■ **DOCUMENT SECTION**:
House debates

Wednesday, 14 June 2017

Bills

Appropriation Bill (No. 1) 2017-2018; Consideration in Detail

4:05 pm

Photo of Andrew GilesAndrew Giles (Scullin, Australian Labor Party) Share this | Hansard source

I think the member for Griffith is more optimistic than I am. I think we perhaps might have done better with the assistant minister responding to questions. But it is the attention to detail which you have just demonstrated, Minister, that perhaps explains why your colleagues have been so receptive of your package of reforms in the energy space. In any event, perhaps, representing Minister Birmingham, you can account for yourself rather better in this chamber than you have been in your party room.

Before we get to questions—and I will be dealing with questions in respect of the schools portfolio—it is worth reflecting on what the coalition has done to schools.

A government member: Where's your minister?

The shadow minister, soon to be minister, is away sick, actually. The rhetoric of this government has gone through many, many evolutions, but the reality remains the same. We remember on this side of the House that the coalition were on a unity ticket when it came to needs based school funding, before the infamous 2014 budget. Since then, what have we seen? We have seen two fundamental failures: a failure of process where the now minister, Senator Birmingham, has failed to engage with state and territory colleagues and with the schooling sector before delivering a package which is a substantive retreat from needs based funding; and an abandonment of a national responsibility of our national government for schooling standards in Australia.

What the Prime Minister and the minister are currently proposing is the opposite of needs based funding, however the assistant minister may dress it up. There are students in every suburb in every state throughout Australia whose needs will never be met by this government's inadequate plan, which does not provide a pathway to the schooling resource standard, which was the core of the Gonski recommendations. Every school in my electorate of Scullin will be worse off.

■ **EXERCISE 1**:
Summarize the debate excerpt in two sentences.
■ **EXERCISE 2**:
Count how many lines in the rows contain the string "legend", and reply with only the number.

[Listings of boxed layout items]
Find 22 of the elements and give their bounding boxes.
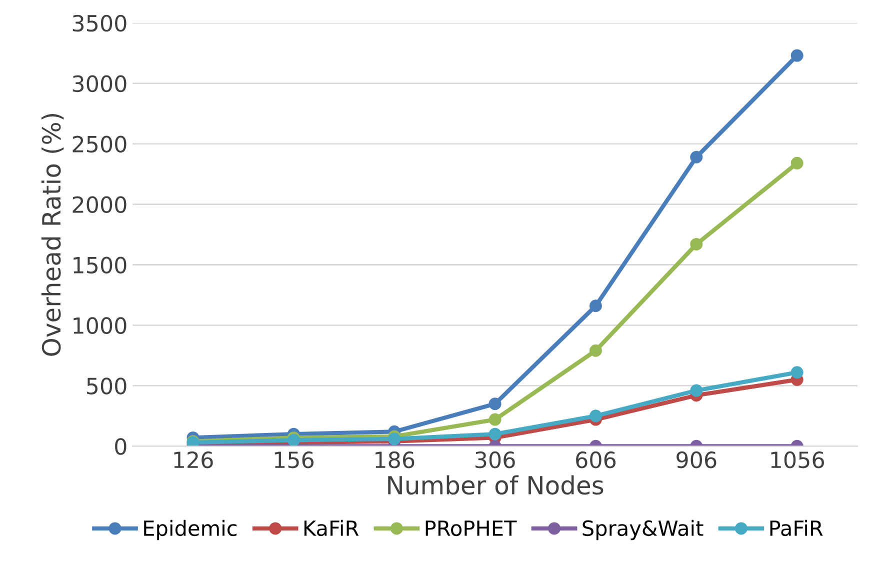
x-tick-label: 906 [676, 451, 716, 468]
legend-label: PaFiR [770, 520, 823, 536]
x-tick-label: 606 [576, 451, 616, 468]
y-tick-label: 1500 [74, 256, 126, 274]
x-tick-label: 1056 [771, 451, 824, 468]
y-tick-label: 2000 [72, 196, 126, 214]
x-tick-label: 186 [376, 451, 414, 468]
y-tick-label: 0 [115, 438, 126, 455]
x-tick-label: 126 [174, 451, 213, 468]
legend-label: Spray&Wait [582, 520, 704, 540]
y-tick-label: 3000 [72, 75, 126, 92]
y-tick-label: 2500 [72, 136, 126, 153]
legend-label: PRoPHET [426, 520, 517, 536]
x-axis-title: Number of Nodes [388, 475, 604, 495]
legend-label: Epidemic [144, 520, 237, 540]
x-tick-label: 306 [476, 451, 515, 468]
x-tick-label: 156 [274, 451, 314, 468]
y-axis-title: Overhead Ratio (%) [41, 114, 64, 356]
y-tick-label: 3500 [72, 14, 126, 32]
y-tick-label: 1000 [74, 317, 126, 334]
legend-label: KaFiR [304, 520, 359, 536]
y-tick-label: 500 [87, 378, 126, 394]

■ **WORKED SOLUTION 1**:
Andrew Giles, the member for Scullin, argues that since the 2014 budget the coalition has retreated from needs based school funding, through a failure of process by Senator Birmingham and an abandonment of national responsibility for schooling standards. He says the government's plan gives no pathway to the schooling resource standard at the core of the Gonski recommendations and that every school in his electorate will be worse off.

■ **WORKED SOLUTION 2**:
5